Restate the entries word for word, omitting nothing.
[begin DATASET EXTRACT]
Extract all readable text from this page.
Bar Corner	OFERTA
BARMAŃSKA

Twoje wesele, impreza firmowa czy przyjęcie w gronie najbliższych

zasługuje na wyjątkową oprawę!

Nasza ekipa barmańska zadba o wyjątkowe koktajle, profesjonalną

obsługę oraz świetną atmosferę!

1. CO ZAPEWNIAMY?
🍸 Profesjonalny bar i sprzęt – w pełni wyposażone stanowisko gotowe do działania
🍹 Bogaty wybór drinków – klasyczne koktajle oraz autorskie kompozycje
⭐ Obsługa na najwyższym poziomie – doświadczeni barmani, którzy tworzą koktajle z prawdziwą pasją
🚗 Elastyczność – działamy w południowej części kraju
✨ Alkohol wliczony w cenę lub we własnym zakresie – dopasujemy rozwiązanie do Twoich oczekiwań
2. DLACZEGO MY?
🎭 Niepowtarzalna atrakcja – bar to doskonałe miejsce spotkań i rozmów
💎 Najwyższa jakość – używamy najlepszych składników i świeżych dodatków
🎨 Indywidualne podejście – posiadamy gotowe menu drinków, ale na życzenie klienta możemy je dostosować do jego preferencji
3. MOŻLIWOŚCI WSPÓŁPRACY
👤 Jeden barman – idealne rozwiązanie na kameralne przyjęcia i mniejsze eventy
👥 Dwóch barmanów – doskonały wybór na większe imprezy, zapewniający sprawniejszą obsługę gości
[end DATASET EXTRACT]
• _FULL OUTPUT_:
Extract all readable text from this page.
Bar Corner	OFERTA
BARMAŃSKA

Twoje wesele, impreza firmowa czy przyjęcie w gronie najbliższych

zasługuje na wyjątkową oprawę!

Nasza ekipa barmańska zadba o wyjątkowe koktajle, profesjonalną

obsługę oraz świetną atmosferę!

1. CO ZAPEWNIAMY?
🍸 Profesjonalny bar i sprzęt – w pełni wyposażone stanowisko gotowe do działania
🍹 Bogaty wybór drinków – klasyczne koktajle oraz autorskie kompozycje
⭐ Obsługa na najwyższym poziomie – doświadczeni barmani, którzy tworzą koktajle z prawdziwą pasją
🚗 Elastyczność – działamy w południowej części kraju
✨ Alkohol wliczony w cenę lub we własnym zakresie – dopasujemy rozwiązanie do Twoich oczekiwań
2. DLACZEGO MY?
🎭 Niepowtarzalna atrakcja – bar to doskonałe miejsce spotkań i rozmów
💎 Najwyższa jakość – używamy najlepszych składników i świeżych dodatków
🎨 Indywidualne podejście – posiadamy gotowe menu drinków, ale na życzenie klienta możemy je dostosować do jego preferencji
3. MOŻLIWOŚCI WSPÓŁPRACY
👤 Jeden barman – idealne rozwiązanie na kameralne przyjęcia i mniejsze eventy
👥 Dwóch barmanów – doskonały wybór na większe imprezy, zapewniający sprawniejszą obsługę gości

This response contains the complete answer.